[Article]

════════════════

This is an Euler equation, see book page 166, problem 34. We need to use substitution $x=\ln t$, this will make into a ODE with constant coefficients. We look first at the homogenous version:
$$y''-3y'+2y=0$$
Solving $r^2-3r+2=0$ yields $r_1=2, r_2=1$. So, solutions to the homogeneous version are $y_1(x)=e^{2x}, y_2(x)=e^{x}$. But then solutions to the homogeneous of the original problem are $y_1(t)=t^2, y_2(t)=t$.
So, $Y_{gen.hom}=c_1t^2+c_2t$. We now use method of variation of parameters, i.e let $c_1,c_2$ be functions.

════════════════

[Source data]
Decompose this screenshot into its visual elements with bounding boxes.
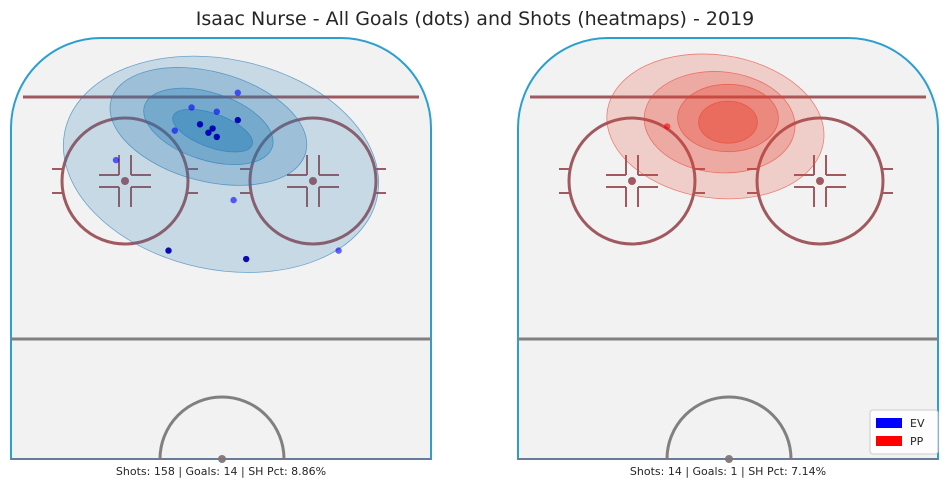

════════════════

[Actions to take]
A) Answer each question from the Euler equation solution.
(i) Which substitution does it use to turn the equation into one with constant coefficients?
(ii) What roots does it find for the characteristic equation?
(iii) Which method does it apply after writing the general homogeneous solution?
B) List every function that the Euler equation solution labels $y_1$ or $y_2$, along with its formula.
C) Extend the Euler equation solution from the point where it stops.

[Answers for the tasks]
A)
(i) The substitution $x=\ln t$.
(ii) $r_1=2$ and $r_2=1$.
(iii) The method of variation of parameters, with $c_1$ and $c_2$ treated as functions.

B)
- $y_1(x)=e^{2x}$
- $y_2(x)=e^{x}$
- $y_1(t)=t^2$
- $y_2(t)=t$

C)
To use the formulas on page 189, we need to divide the whole equation by $t^2$ so that the leading coefficient would be one, so now $g=t e^t$. The formula is:
$c_i'=\frac{W_i g}{W}$, where $W_i$ is the wronksian of the two solutions where the i-th column has been replaced by $(0,1)$.
We now just calculate that $W(t^2,t)=-t^2, W_1=-t, W_2=t^2$. Now we need to compute $c_1, c_2$.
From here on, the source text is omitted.